Can you tell us a little bit more about the Warehouse 13 comic book?
Yeah, we got a comic book. Dynamite Publishing is publishing [it]. This will be non-canonical. It will be a story of Pete, Myka with Artie and Claudia, but it has 5 issues and there’ll be a sort of connecting story but each will be stand-alone stories, so it won’t necessarily depend on the show. What happens in the comic book won’t affect the show and what happens on the show won’t affect the comic book. The first issue will be out in August right after the week at the Comic-Con.
Speaking of Comic-Con, our panel is about obsessions. Do you have a TV show that you’re obsessed with, aside from Warehouse 13?
Definitely. When it was on the air, The Wire! The Wire was my obsession. Hands down, it was one of the best produced series that existed in half a decade. It’s just amazing. The writing, the talent on there. Everything about that show is damn near perfect.
On the sci-fi/fantasy side, Game of Thrones this year. Worked really terrific for me. In the past, kind of the same trappings as most fans: Battlestar Galactica, Lost and Friday Night Lights, that’s another one. I’m actually three episodes into the final season and I was telling somebody the other day, I can’t muster up the courage to push play. I can’t do it! It’s just in my DVD player.
What are you looking forward to this year at Comic-Con?
I’ve been to Comic-Con since 1995. I don’t think I’ve missed a single year of Comic-Con.

····················

- WRITTEN REQUEST 1: Can you reproduce the rows starting at the very first row and ending at the row that contains "x-tick-label: 2007 xyxy=(615,323,648,338)", with both end rows included and nothing else added?
These rows have no connection to the Warehouse 13 interview.

····················

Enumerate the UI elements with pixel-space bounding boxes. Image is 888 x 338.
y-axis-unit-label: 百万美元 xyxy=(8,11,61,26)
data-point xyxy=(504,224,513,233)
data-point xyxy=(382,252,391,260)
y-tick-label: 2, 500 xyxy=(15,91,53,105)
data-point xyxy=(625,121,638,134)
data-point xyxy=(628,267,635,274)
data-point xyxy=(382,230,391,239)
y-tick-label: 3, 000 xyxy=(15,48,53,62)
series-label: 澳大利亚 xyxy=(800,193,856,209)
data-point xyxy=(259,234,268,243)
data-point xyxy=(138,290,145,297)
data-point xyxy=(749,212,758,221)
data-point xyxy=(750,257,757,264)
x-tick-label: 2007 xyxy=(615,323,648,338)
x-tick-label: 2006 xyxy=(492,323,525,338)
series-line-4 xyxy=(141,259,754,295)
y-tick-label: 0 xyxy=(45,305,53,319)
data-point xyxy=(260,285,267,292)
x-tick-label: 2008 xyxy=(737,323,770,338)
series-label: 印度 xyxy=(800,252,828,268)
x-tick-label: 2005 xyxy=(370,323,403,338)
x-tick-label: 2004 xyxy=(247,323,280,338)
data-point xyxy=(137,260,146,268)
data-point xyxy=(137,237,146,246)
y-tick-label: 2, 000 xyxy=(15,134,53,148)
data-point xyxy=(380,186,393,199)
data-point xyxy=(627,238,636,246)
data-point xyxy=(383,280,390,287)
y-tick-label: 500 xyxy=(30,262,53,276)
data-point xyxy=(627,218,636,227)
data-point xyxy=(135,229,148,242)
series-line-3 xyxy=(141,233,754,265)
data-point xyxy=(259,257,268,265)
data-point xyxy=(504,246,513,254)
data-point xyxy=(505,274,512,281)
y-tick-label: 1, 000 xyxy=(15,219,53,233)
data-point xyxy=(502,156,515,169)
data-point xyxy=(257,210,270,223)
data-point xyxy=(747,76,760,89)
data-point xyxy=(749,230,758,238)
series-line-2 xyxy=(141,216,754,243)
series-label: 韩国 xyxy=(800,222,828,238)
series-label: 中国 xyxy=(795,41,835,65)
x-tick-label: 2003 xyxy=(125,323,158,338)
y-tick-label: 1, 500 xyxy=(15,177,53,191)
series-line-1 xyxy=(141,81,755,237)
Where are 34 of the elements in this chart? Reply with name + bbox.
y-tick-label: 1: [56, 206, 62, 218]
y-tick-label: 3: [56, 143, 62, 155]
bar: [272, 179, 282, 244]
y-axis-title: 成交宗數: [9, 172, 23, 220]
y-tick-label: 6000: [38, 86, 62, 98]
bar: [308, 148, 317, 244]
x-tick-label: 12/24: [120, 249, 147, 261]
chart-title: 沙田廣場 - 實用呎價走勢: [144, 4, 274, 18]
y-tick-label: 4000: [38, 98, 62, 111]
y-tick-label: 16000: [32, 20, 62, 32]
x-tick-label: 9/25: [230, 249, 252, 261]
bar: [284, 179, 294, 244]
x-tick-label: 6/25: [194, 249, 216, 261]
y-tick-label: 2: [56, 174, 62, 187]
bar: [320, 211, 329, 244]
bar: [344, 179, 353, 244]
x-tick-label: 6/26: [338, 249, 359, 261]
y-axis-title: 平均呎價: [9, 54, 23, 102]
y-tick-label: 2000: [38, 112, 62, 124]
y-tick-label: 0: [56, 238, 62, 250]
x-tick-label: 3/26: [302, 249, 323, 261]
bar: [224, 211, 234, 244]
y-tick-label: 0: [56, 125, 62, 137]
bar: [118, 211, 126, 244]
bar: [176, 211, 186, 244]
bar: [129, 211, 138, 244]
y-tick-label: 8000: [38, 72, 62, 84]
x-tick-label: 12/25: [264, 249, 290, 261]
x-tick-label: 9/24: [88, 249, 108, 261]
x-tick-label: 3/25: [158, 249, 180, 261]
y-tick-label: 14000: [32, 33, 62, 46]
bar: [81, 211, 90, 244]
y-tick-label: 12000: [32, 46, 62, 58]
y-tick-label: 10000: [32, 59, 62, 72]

····················

- WRITTEN REQUEST 2: Could you write out the part of the Warehouse 13 interview starting at "Yeah, we got" and ending at "from Warehouse 13?", word for word?

- EXERCISE OUTPUT 1:
Enumerate the UI elements with pixel-space bounding boxes. Image is 888 x 338.
y-axis-unit-label: 百万美元 xyxy=(8,11,61,26)
data-point xyxy=(504,224,513,233)
data-point xyxy=(382,252,391,260)
y-tick-label: 2, 500 xyxy=(15,91,53,105)
data-point xyxy=(625,121,638,134)
data-point xyxy=(628,267,635,274)
data-point xyxy=(382,230,391,239)
y-tick-label: 3, 000 xyxy=(15,48,53,62)
series-label: 澳大利亚 xyxy=(800,193,856,209)
data-point xyxy=(259,234,268,243)
data-point xyxy=(138,290,145,297)
data-point xyxy=(749,212,758,221)
data-point xyxy=(750,257,757,264)
x-tick-label: 2007 xyxy=(615,323,648,338)

- EXERCISE OUTPUT 2:
Yeah, we got a comic book. Dynamite Publishing is publishing [it]. This will be non-canonical. It will be a story of Pete, Myka with Artie and Claudia, but it has 5 issues and there’ll be a sort of connecting story but each will be stand-alone stories, so it won’t necessarily depend on the show. What happens in the comic book won’t affect the show and what happens on the show won’t affect the comic book. The first issue will be out in August right after the week at the Comic-Con.
Speaking of Comic-Con, our panel is about obsessions. Do you have a TV show that you’re obsessed with, aside from Warehouse 13?